--- GIVEN ENTRIES ---

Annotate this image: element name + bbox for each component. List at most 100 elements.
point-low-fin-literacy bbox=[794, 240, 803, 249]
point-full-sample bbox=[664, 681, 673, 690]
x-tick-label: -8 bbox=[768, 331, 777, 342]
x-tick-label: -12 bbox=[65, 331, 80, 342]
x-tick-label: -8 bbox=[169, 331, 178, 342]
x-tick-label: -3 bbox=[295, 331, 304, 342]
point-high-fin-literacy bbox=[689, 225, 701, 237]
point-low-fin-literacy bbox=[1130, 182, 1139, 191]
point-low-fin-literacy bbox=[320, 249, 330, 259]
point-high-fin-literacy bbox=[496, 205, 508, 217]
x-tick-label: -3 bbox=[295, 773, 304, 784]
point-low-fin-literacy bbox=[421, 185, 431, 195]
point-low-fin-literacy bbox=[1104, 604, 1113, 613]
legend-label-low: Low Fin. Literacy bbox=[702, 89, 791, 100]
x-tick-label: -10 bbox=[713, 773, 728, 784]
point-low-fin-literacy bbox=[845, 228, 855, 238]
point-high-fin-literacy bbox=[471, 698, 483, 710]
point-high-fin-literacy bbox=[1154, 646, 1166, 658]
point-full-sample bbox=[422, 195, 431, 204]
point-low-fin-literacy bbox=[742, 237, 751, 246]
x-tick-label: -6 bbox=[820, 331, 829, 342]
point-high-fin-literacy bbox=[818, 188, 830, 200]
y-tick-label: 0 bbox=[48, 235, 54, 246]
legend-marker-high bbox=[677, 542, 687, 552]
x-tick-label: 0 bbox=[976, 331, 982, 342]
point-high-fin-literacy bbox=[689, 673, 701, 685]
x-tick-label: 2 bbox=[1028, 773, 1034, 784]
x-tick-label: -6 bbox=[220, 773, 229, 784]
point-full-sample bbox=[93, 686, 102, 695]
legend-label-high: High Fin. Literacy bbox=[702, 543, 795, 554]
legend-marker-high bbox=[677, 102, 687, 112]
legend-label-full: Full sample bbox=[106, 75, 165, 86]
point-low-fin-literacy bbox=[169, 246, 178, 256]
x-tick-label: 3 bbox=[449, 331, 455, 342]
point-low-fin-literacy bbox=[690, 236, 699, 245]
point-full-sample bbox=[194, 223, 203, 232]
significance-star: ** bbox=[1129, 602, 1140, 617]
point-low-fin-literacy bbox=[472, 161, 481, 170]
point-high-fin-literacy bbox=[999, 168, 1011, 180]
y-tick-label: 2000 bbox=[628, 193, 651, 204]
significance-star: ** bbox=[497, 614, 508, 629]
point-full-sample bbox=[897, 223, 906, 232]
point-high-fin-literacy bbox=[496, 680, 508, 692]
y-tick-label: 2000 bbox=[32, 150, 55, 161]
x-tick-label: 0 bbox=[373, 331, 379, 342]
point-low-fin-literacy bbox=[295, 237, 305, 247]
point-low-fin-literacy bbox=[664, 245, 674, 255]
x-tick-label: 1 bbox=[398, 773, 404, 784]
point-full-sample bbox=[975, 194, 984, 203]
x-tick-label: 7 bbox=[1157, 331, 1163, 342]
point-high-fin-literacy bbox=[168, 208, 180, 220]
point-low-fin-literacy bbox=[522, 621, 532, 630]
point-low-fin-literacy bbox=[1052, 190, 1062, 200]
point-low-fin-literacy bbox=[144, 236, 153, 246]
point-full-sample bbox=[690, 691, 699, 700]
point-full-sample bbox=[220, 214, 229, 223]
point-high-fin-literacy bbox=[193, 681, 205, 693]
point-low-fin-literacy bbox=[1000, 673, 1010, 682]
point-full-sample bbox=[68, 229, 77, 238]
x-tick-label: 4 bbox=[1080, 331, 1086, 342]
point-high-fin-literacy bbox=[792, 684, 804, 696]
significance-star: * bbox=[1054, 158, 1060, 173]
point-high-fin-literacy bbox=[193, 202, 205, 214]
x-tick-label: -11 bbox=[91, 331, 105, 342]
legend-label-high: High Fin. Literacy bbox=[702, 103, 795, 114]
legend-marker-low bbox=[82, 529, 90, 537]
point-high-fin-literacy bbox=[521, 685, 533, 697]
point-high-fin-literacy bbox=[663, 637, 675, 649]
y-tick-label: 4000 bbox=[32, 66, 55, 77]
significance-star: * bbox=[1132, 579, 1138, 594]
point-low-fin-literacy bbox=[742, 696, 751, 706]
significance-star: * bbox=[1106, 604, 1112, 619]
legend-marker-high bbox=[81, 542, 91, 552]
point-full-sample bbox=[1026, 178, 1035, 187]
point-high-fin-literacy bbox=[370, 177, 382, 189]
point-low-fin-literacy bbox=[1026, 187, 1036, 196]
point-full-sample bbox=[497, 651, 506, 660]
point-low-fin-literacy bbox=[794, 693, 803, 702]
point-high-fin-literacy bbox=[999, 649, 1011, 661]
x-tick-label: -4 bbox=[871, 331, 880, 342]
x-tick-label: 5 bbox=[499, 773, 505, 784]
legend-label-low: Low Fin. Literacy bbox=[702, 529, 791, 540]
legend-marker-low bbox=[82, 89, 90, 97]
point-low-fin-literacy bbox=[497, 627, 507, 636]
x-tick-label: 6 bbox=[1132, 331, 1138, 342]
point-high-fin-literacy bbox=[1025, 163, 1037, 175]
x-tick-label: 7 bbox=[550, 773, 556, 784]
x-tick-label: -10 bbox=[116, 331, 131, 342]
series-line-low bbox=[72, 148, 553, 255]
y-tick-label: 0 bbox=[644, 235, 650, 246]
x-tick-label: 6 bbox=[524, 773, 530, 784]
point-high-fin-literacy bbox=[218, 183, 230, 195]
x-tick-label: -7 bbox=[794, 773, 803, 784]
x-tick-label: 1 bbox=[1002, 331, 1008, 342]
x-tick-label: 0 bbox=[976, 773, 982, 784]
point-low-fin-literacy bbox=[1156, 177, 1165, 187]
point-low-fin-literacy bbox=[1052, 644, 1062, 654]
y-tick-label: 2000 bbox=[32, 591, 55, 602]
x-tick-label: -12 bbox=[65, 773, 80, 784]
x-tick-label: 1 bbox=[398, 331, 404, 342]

---

▶ JOB:
Rewrite the rows from the very first line through the line containing "point-full-sample bbox=[422, 195, 431, 204]", changing "x-tick-label" to "x-axis-label" and leaving everything else unchanged.

▶ SOLUTION FOR THIS PROBLEM:
Annotate this image: element name + bbox for each component. List at most 100 elements.
point-low-fin-literacy bbox=[794, 240, 803, 249]
point-full-sample bbox=[664, 681, 673, 690]
x-axis-label: -8 bbox=[768, 331, 777, 342]
x-axis-label: -12 bbox=[65, 331, 80, 342]
x-axis-label: -8 bbox=[169, 331, 178, 342]
x-axis-label: -3 bbox=[295, 331, 304, 342]
point-high-fin-literacy bbox=[689, 225, 701, 237]
point-low-fin-literacy bbox=[1130, 182, 1139, 191]
point-low-fin-literacy bbox=[320, 249, 330, 259]
point-high-fin-literacy bbox=[496, 205, 508, 217]
x-axis-label: -3 bbox=[295, 773, 304, 784]
point-low-fin-literacy bbox=[421, 185, 431, 195]
point-low-fin-literacy bbox=[1104, 604, 1113, 613]
legend-label-low: Low Fin. Literacy bbox=[702, 89, 791, 100]
x-axis-label: -10 bbox=[713, 773, 728, 784]
point-low-fin-literacy bbox=[845, 228, 855, 238]
point-high-fin-literacy bbox=[471, 698, 483, 710]
point-high-fin-literacy bbox=[1154, 646, 1166, 658]
point-full-sample bbox=[422, 195, 431, 204]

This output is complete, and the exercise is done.